#### DOCUMENT SEGMENT ####
TL;DR Large Reasoning Models (LRMs) implicitly know the appropriate time to stop thinking—we unlock this ability with SAGE, a self-aware sampling paradigm, and SAGE-RL, which integrates SAGE-discovered efficient reasoning patterns into standard pass@1 inference for +2.1% avg accuracy and 44.1% fewer tokens on six challenging mathematical benchmarks.
SAGE Unleashes Efficient Reasoning Potential. SAGE uncovers the optimal concise reasoning chains hidden in pass@k that are obscured by standard pass@1 sampling. SAGE-RL integrates these efficient patterns into LRMs, achieving higher accuracy with far fewer tokens across six challenging mathematical benchmarks (AIME, MATH-500, OlympiadBench, AMC23, etc.).
Recent advancements in large reasoning models (LRMs) have greatly improved their capabilities on complex reasoning tasks through long Chains of Thought (CoTs). However, this approach often results in substantial redundancy, impairing computational efficiency and causing significant delays in real-time applications. Recent studies show that longer reasoning chains are frequently uncorrelated with correctness and can even be detrimental to accuracy. In a further in-depth analysis of this phenomenon, we surprisingly uncover and empirically verify that LRMs implicitly know the appropriate time to stop thinking, while this capability is obscured by current sampling paradigms.
Motivated by this insight, we introduce SAGE (Self-Aware Guided Efficient Reasoning), a novel sampling paradigm that unleashes this efficient reasoning potential by leveraging the model's self-confidence to discover precise, concise reasoning chains. Furthermore, integrating SAGE as mixed sampling into group-based reinforcement learning (SAGE-RL) effectively incorporates SAGE-discovered efficient reasoning patterns into standard pass@1 inference. Extensive experiments on six challenging mathematical benchmarks (MATH-500, AIME 2024/2025, AMC23, OlympiadBench, Minerva) show that SAGE-RL markedly enhances both the reasoning accuracy and efficiency of LRMs, achieving an average +2.1% accuracy gain and 44.1% token reduction compared to state-of-the-art baselines.
Modern LRMs rely on long Chain of Thought (CoT) reasoning to solve complex mathematical and logical problems, enabled by Reinforcement Learning from Verifiable Rewards (RLVR) algorithms like GRPO and GSPO that incentivize "thinking longer". While this boosts performance on hard tasks, it introduces severe reasoning redundancy: models often continue generating steps long after deriving the correct answer, wasting computational resources and increasing latency.
####
GIVEN EXERCISE>
Write the next part of the overview of SAGE and efficient reasoning in large reasoning models, starting right after its final sentence.
#### DATA SECTION ####
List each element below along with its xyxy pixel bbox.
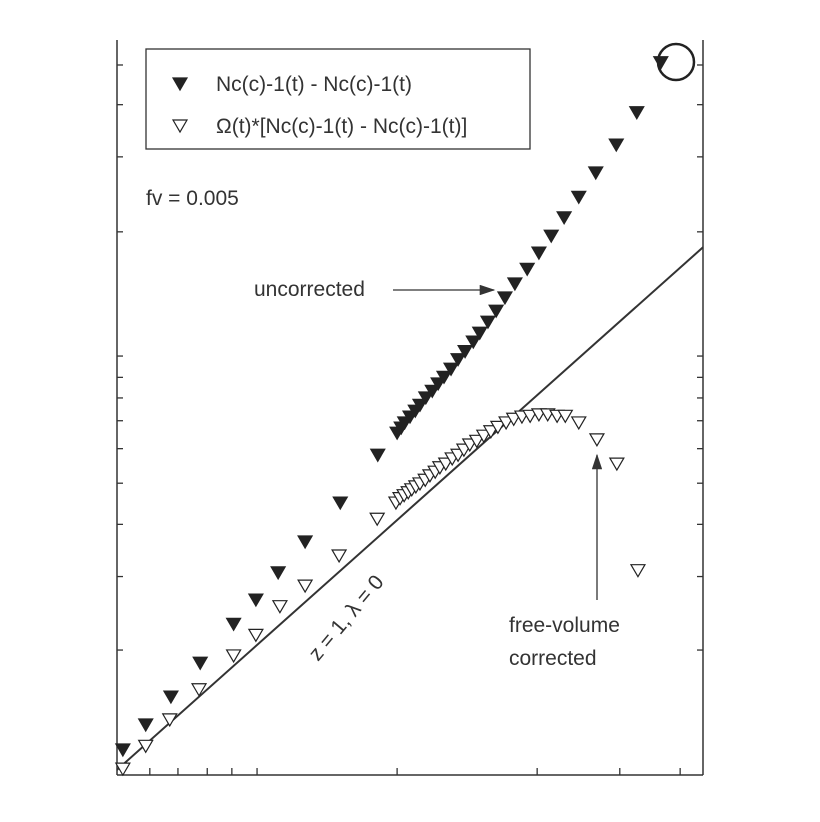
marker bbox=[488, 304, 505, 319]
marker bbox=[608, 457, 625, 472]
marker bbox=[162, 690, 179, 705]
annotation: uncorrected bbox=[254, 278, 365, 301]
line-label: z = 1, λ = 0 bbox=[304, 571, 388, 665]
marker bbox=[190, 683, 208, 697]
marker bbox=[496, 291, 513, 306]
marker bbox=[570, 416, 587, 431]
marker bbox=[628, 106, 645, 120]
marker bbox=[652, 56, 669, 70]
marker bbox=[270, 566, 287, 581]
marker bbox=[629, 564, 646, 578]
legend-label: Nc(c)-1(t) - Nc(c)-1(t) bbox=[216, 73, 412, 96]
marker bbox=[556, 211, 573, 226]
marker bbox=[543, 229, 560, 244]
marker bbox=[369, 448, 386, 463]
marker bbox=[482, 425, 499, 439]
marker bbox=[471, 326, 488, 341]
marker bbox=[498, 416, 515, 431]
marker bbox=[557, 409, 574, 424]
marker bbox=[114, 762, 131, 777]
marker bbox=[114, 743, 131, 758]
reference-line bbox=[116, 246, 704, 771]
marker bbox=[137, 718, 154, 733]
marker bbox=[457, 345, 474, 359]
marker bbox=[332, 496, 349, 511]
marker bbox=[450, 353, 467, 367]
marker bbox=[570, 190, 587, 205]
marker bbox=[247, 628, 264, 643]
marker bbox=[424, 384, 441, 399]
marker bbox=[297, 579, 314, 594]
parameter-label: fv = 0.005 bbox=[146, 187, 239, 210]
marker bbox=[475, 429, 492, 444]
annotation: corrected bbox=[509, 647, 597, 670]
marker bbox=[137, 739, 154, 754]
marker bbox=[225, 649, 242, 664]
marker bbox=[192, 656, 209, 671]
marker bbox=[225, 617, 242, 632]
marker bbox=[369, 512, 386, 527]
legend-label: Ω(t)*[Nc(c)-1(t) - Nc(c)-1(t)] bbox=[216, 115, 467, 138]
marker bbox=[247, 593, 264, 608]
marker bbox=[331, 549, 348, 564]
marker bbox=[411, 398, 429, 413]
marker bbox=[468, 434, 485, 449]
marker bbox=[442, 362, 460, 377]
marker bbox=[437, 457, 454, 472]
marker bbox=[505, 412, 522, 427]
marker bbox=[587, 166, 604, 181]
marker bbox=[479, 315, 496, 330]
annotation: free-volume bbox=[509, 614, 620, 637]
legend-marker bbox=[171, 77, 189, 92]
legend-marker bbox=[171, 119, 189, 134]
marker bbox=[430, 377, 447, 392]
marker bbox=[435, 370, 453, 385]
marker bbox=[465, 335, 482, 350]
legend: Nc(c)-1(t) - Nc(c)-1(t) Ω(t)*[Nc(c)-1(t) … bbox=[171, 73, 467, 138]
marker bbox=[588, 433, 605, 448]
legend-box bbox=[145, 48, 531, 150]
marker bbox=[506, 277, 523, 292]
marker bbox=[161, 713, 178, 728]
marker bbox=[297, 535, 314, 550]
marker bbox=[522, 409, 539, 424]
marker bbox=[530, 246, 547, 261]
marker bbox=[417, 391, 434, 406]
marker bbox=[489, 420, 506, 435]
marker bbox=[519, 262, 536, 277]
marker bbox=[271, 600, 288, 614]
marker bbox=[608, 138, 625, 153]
####
#### DATA SECTION ####
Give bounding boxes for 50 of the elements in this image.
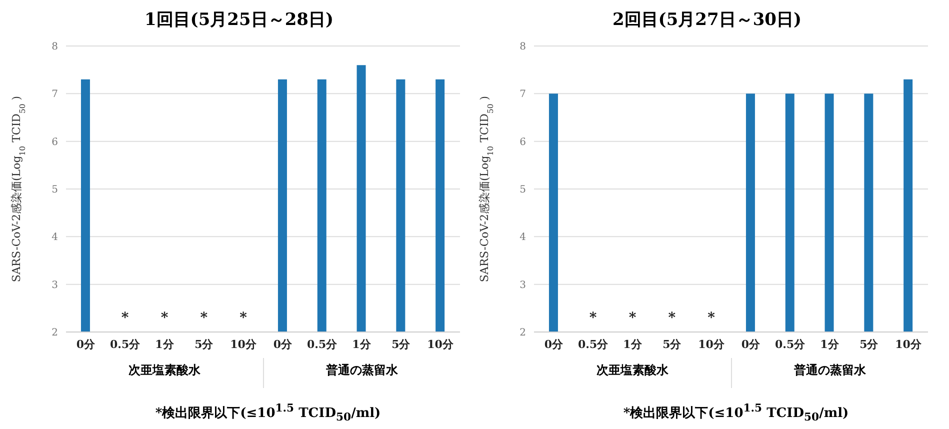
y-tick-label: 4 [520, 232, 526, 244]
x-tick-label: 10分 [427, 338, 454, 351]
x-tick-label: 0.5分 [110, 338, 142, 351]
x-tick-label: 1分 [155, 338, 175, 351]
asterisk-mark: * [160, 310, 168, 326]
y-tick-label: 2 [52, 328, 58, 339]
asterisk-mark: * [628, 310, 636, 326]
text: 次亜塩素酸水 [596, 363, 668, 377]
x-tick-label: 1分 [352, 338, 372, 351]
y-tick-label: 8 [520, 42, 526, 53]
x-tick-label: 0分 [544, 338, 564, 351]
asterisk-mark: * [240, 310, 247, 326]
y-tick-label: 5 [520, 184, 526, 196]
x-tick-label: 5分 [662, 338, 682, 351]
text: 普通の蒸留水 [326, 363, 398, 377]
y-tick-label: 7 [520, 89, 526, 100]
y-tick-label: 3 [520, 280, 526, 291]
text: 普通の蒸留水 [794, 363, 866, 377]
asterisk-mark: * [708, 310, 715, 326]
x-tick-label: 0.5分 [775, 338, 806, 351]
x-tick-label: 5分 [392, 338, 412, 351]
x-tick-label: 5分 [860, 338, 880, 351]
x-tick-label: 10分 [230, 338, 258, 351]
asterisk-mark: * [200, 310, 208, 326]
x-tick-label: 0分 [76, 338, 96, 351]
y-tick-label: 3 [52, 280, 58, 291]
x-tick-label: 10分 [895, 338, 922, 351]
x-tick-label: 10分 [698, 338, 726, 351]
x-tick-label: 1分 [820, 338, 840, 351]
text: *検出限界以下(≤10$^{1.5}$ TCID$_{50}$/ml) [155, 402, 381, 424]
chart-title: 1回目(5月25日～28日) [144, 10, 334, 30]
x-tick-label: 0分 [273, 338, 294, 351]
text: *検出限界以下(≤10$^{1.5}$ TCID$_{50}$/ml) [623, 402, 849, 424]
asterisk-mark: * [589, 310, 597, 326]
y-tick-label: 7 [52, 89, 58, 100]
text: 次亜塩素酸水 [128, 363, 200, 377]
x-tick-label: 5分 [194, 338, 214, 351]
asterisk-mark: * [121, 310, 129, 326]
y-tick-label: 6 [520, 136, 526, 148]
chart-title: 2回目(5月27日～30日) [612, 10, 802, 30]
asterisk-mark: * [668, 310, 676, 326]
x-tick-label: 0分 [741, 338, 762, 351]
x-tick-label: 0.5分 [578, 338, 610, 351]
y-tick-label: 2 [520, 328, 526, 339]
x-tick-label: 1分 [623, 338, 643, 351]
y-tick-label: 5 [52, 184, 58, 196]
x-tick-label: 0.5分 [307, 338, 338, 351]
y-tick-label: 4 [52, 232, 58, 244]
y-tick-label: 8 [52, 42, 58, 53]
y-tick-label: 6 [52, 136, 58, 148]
####
RESPONSE TO THE EXERCISE>
To quantify the redundancy of reasoning chains, we define the RFCS metric: the step index of the first correct answer divided by the total number of reasoning steps. For over half of MATH-500 samples across all tested LRMs (DS-1.5B, DeepScaleR, Qwen3-8B), RFCS < 1—meaning the model finds the correct answer early but continues reasoning unnecessarily.

RFCS Statistics on MATH-500. All LRMs show significant ineffective reasoning steps (RFCS(<1) > 80%) and low average RFCS (~0.6), demonstrating widespread overthinking under standard pass@1 sampling.

Redundant Reasoning Example. The model derives the correct answer in 500 tokens but generates an additional 452 redundant tokens of double-checking—this is typical of LRMs under standard sampling.
Key Takeaway : the surprising performance of relatively shorter responses in pass@k reveals the inherent potential of the model for efficient reasoning. The pervasive redundancy of reasoning steps in pass@1 indicates that current sampling paradigms obscure this potential.
Through systematic experiments with token-wise reasoning path exploration, we uncover three critical observations that confirm LRMs have an inherent sense of optimal reasoning termination:
Using a cumulative log-probability score $\Phi$ to track high-confidence reasoning paths, we find that increasing exploration width leads to consistent response length reduction AND accuracy improvement. In contrast, paths selected by next-token probability ($\phi$) suffer rapid accuracy degradation (length collapse).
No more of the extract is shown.